Select all lines holding the word "title" from the entries that follow.

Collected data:
>>>>>
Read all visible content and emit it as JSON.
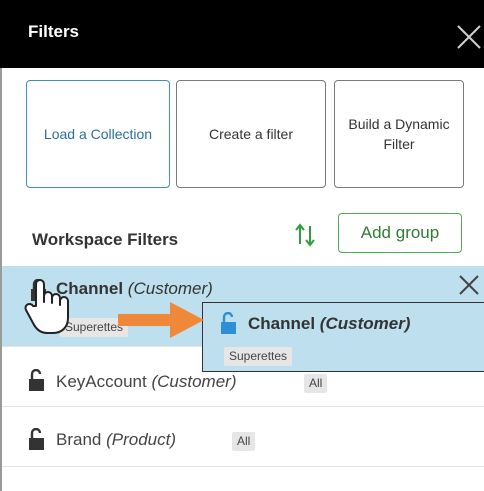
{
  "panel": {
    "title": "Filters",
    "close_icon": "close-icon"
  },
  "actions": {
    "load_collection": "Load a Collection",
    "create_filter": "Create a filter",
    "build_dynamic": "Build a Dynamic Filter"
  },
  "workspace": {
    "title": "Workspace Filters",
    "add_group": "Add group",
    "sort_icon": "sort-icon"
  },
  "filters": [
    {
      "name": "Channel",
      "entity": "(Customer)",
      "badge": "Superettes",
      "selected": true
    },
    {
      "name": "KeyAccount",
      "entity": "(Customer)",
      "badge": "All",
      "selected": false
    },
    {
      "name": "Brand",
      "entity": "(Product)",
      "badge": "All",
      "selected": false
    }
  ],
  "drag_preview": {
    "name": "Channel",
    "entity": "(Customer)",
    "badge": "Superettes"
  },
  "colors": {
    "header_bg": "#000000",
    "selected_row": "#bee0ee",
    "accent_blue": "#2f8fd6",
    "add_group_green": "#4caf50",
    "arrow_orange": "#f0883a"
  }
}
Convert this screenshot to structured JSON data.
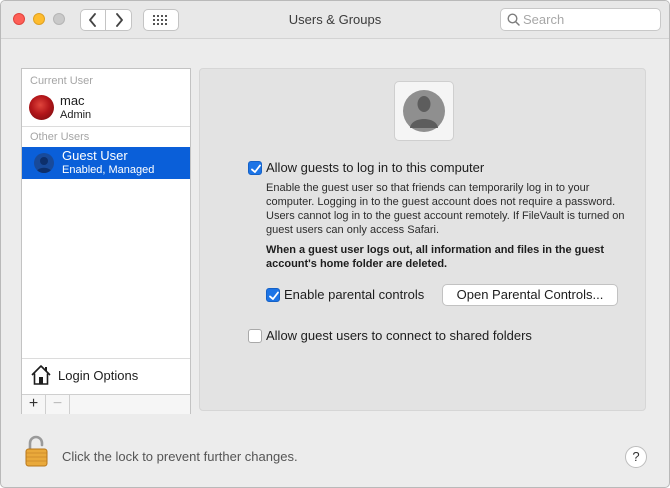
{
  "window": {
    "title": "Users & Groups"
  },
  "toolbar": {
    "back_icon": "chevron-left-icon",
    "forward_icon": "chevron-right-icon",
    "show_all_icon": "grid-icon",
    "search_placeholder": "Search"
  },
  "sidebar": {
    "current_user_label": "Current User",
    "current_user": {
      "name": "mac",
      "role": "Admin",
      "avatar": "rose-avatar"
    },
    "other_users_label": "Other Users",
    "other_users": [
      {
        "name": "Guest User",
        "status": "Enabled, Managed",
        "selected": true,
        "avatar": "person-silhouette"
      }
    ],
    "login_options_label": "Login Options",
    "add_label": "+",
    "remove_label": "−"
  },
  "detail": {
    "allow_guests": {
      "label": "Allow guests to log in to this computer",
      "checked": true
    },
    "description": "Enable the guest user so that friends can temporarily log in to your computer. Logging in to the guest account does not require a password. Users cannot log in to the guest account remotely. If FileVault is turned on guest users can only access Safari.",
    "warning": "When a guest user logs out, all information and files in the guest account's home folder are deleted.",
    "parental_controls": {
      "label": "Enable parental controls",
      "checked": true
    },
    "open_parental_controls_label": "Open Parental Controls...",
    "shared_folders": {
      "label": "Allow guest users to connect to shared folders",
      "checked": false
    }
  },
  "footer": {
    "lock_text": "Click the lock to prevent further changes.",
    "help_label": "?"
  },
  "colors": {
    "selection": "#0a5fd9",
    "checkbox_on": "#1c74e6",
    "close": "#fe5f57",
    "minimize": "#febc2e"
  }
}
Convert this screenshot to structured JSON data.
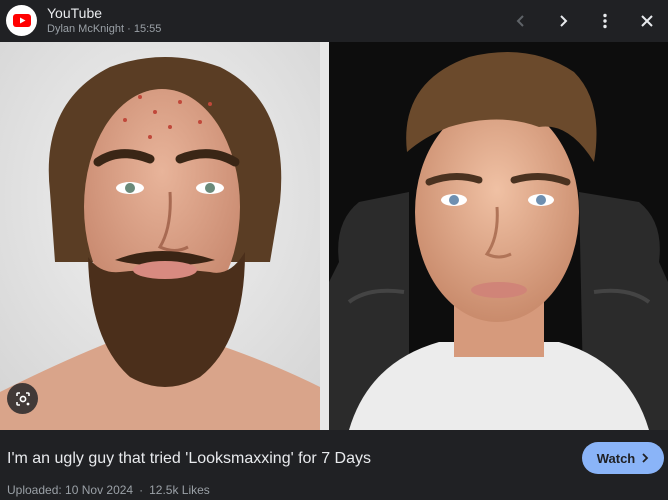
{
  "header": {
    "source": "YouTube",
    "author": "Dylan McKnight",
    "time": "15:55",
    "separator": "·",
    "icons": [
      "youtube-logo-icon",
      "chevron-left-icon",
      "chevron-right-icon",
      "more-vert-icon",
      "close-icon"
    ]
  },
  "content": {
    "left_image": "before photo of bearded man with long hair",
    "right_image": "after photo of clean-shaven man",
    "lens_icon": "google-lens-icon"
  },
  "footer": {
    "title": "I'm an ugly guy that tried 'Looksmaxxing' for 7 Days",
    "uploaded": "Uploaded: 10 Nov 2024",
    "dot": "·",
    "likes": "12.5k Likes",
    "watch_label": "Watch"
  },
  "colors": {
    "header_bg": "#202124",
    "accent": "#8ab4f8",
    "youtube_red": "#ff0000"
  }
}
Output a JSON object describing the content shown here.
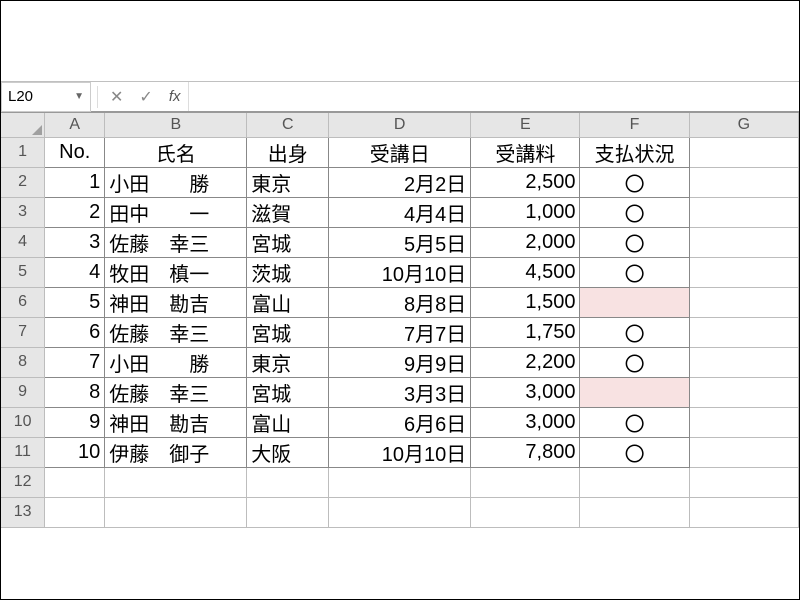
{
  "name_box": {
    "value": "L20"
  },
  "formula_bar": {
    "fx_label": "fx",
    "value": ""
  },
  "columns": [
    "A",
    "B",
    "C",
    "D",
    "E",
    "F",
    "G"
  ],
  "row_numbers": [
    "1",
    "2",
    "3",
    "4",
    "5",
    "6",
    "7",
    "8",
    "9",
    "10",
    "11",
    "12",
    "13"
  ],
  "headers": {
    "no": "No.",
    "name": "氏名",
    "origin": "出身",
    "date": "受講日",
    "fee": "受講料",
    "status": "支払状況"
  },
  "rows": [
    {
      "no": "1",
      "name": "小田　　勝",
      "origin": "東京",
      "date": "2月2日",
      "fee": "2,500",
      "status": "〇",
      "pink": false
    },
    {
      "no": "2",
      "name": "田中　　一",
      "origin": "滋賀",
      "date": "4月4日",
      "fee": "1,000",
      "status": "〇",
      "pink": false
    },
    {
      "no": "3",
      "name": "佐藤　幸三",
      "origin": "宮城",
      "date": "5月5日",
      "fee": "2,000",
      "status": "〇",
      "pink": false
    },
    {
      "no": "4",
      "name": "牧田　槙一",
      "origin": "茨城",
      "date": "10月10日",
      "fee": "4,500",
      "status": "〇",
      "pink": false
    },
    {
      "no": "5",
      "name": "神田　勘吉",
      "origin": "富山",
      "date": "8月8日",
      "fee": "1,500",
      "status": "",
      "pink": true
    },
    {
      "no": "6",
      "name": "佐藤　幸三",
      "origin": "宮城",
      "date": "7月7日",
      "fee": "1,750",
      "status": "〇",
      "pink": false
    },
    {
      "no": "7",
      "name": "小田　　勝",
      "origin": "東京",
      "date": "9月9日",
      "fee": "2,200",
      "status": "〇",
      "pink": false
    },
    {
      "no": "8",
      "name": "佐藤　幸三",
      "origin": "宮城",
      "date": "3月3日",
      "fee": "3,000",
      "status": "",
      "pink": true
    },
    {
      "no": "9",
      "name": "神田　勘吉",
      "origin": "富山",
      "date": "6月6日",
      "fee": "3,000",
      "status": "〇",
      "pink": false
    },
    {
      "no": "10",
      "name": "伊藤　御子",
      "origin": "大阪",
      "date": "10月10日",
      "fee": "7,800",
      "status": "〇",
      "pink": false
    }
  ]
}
<<<<<
>>>>>
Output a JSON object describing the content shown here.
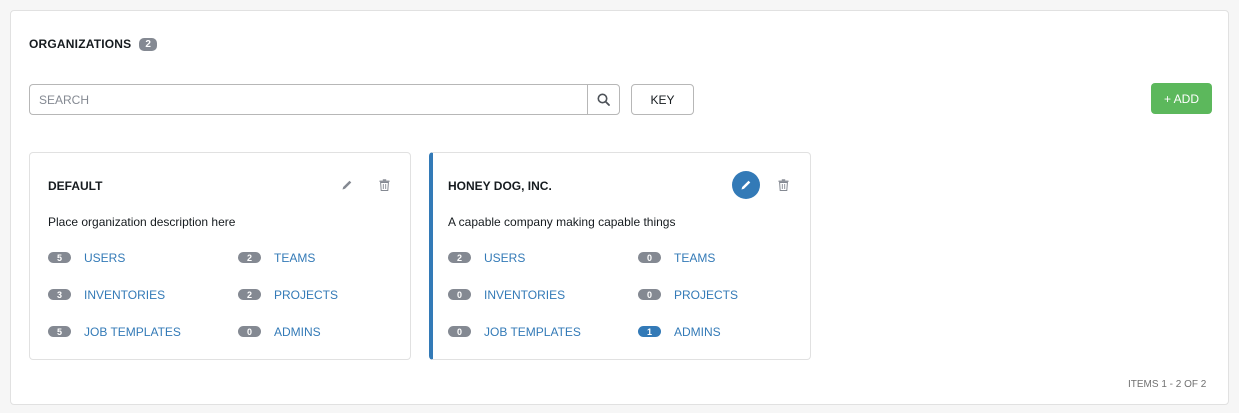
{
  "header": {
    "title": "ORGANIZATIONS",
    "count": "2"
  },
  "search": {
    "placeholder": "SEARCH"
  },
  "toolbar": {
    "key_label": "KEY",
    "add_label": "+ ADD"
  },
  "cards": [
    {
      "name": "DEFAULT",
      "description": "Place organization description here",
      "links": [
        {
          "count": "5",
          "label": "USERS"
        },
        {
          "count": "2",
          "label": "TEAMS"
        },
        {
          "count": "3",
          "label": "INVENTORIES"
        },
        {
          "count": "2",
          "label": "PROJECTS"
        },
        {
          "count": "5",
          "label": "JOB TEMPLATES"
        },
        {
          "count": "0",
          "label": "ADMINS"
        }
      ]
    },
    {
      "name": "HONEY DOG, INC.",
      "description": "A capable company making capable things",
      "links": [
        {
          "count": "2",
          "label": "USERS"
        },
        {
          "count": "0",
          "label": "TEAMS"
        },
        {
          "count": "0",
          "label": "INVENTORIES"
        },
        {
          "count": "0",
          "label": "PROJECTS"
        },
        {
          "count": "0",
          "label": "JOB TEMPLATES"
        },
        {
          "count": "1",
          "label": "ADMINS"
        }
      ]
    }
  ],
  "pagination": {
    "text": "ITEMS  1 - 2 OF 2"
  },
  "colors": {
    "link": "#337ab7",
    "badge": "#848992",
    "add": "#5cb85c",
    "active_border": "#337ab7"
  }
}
<<<<<
» Full solution
    "title": "Filters",
    "title": "Workspace Filters",
    "title": "Users & Groups"
    "title": "I'm an ugly guy that tried 'Looksmaxxing' for 7 Days",
    "title": "ORGANIZATIONS",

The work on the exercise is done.